• Task requirements:
Transcribe every line of the records verbatim.

Stored dataset items:
-- -- --
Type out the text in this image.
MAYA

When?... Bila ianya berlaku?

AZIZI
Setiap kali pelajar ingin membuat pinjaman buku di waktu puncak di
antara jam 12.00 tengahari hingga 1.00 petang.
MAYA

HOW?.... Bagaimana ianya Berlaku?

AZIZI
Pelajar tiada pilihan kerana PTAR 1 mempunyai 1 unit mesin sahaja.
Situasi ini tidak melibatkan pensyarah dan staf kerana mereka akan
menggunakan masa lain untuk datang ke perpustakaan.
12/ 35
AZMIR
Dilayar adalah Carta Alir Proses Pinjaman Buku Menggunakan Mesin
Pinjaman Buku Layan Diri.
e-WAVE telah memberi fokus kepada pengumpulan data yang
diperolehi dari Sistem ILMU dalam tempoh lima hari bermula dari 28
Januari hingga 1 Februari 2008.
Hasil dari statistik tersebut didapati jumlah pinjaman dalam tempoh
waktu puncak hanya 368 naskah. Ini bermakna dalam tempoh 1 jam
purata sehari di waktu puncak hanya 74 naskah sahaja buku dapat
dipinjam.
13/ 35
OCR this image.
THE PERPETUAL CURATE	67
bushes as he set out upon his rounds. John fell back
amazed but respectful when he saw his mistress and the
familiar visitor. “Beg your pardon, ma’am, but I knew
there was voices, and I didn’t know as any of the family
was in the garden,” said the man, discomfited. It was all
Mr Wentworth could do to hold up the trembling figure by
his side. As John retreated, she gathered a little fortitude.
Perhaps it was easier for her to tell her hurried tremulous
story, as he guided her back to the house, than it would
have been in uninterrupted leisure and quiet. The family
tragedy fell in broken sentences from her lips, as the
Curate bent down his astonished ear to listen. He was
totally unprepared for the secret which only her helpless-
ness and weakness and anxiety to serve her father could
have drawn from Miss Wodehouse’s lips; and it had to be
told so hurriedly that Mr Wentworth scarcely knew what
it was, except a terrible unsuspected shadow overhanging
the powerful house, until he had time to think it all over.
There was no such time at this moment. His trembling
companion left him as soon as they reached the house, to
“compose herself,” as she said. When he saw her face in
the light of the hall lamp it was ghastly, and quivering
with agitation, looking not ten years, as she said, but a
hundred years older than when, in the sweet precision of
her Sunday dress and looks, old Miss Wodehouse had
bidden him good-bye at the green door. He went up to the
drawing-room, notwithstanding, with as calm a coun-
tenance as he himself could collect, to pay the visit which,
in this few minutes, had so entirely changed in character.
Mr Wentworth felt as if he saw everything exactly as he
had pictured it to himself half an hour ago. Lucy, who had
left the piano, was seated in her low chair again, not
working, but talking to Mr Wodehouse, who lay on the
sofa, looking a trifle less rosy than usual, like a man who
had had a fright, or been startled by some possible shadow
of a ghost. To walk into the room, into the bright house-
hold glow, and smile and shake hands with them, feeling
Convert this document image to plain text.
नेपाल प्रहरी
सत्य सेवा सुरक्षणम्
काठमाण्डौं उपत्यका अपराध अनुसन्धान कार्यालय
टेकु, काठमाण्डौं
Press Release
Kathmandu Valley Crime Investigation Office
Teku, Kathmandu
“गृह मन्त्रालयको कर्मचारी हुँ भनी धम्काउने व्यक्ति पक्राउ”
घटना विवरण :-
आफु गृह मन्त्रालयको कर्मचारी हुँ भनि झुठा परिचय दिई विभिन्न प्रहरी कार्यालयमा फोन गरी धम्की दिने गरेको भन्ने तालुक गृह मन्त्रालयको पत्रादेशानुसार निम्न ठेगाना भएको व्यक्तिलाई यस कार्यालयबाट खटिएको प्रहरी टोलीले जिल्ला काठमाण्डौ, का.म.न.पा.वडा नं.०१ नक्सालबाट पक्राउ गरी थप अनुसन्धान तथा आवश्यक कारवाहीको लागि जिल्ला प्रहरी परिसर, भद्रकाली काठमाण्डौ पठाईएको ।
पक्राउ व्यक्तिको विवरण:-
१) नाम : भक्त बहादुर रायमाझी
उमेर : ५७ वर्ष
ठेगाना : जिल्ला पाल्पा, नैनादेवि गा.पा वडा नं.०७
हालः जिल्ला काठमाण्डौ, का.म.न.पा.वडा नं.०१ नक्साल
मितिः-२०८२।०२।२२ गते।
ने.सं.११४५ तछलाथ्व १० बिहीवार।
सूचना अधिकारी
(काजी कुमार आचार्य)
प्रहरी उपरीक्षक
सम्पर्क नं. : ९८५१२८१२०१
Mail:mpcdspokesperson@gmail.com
-- -- --
• Correct response:
Type out the text in this image.
MAYA

When?... Bila ianya berlaku?

AZIZI
Setiap kali pelajar ingin membuat pinjaman buku di waktu puncak di
antara jam 12.00 tengahari hingga 1.00 petang.
MAYA

HOW?.... Bagaimana ianya Berlaku?

AZIZI
Pelajar tiada pilihan kerana PTAR 1 mempunyai 1 unit mesin sahaja.
Situasi ini tidak melibatkan pensyarah dan staf kerana mereka akan
menggunakan masa lain untuk datang ke perpustakaan.
12/ 35
AZMIR
Dilayar adalah Carta Alir Proses Pinjaman Buku Menggunakan Mesin
Pinjaman Buku Layan Diri.
e-WAVE telah memberi fokus kepada pengumpulan data yang
diperolehi dari Sistem ILMU dalam tempoh lima hari bermula dari 28
Januari hingga 1 Februari 2008.
Hasil dari statistik tersebut didapati jumlah pinjaman dalam tempoh
waktu puncak hanya 368 naskah. Ini bermakna dalam tempoh 1 jam
purata sehari di waktu puncak hanya 74 naskah sahaja buku dapat
dipinjam.
13/ 35
OCR this image.
THE PERPETUAL CURATE	67
bushes as he set out upon his rounds. John fell back
amazed but respectful when he saw his mistress and the
familiar visitor. “Beg your pardon, ma’am, but I knew
there was voices, and I didn’t know as any of the family
was in the garden,” said the man, discomfited. It was all
Mr Wentworth could do to hold up the trembling figure by
his side. As John retreated, she gathered a little fortitude.
Perhaps it was easier for her to tell her hurried tremulous
story, as he guided her back to the house, than it would
have been in uninterrupted leisure and quiet. The family
tragedy fell in broken sentences from her lips, as the
Curate bent down his astonished ear to listen. He was
totally unprepared for the secret which only her helpless-
ness and weakness and anxiety to serve her father could
have drawn from Miss Wodehouse’s lips; and it had to be
told so hurriedly that Mr Wentworth scarcely knew what
it was, except a terrible unsuspected shadow overhanging
the powerful house, until he had time to think it all over.
There was no such time at this moment. His trembling
companion left him as soon as they reached the house, to
“compose herself,” as she said. When he saw her face in
the light of the hall lamp it was ghastly, and quivering
with agitation, looking not ten years, as she said, but a
hundred years older than when, in the sweet precision of
her Sunday dress and looks, old Miss Wodehouse had
bidden him good-bye at the green door. He went up to the
drawing-room, notwithstanding, with as calm a coun-
tenance as he himself could collect, to pay the visit which,
in this few minutes, had so entirely changed in character.
Mr Wentworth felt as if he saw everything exactly as he
had pictured it to himself half an hour ago. Lucy, who had
left the piano, was seated in her low chair again, not
working, but talking to Mr Wodehouse, who lay on the
sofa, looking a trifle less rosy than usual, like a man who
had had a fright, or been startled by some possible shadow
of a ghost. To walk into the room, into the bright house-
hold glow, and smile and shake hands with them, feeling
Convert this document image to plain text.
नेपाल प्रहरी
सत्य सेवा सुरक्षणम्
काठमाण्डौं उपत्यका अपराध अनुसन्धान कार्यालय
टेकु, काठमाण्डौं
Press Release
Kathmandu Valley Crime Investigation Office
Teku, Kathmandu
“गृह मन्त्रालयको कर्मचारी हुँ भनी धम्काउने व्यक्ति पक्राउ”
घटना विवरण :-
आफु गृह मन्त्रालयको कर्मचारी हुँ भनि झुठा परिचय दिई विभिन्न प्रहरी कार्यालयमा फोन गरी धम्की दिने गरेको भन्ने तालुक गृह मन्त्रालयको पत्रादेशानुसार निम्न ठेगाना भएको व्यक्तिलाई यस कार्यालयबाट खटिएको प्रहरी टोलीले जिल्ला काठमाण्डौ, का.म.न.पा.वडा नं.०१ नक्सालबाट पक्राउ गरी थप अनुसन्धान तथा आवश्यक कारवाहीको लागि जिल्ला प्रहरी परिसर, भद्रकाली काठमाण्डौ पठाईएको ।
पक्राउ व्यक्तिको विवरण:-
१) नाम : भक्त बहादुर रायमाझी
उमेर : ५७ वर्ष
ठेगाना : जिल्ला पाल्पा, नैनादेवि गा.पा वडा नं.०७
हालः जिल्ला काठमाण्डौ, का.म.न.पा.वडा नं.०१ नक्साल
मितिः-२०८२।०२।२२ गते।
ने.सं.११४५ तछलाथ्व १० बिहीवार।
सूचना अधिकारी
(काजी कुमार आचार्य)
प्रहरी उपरीक्षक
सम्पर्क नं. : ९८५१२८१२०१
Mail:mpcdspokesperson@gmail.com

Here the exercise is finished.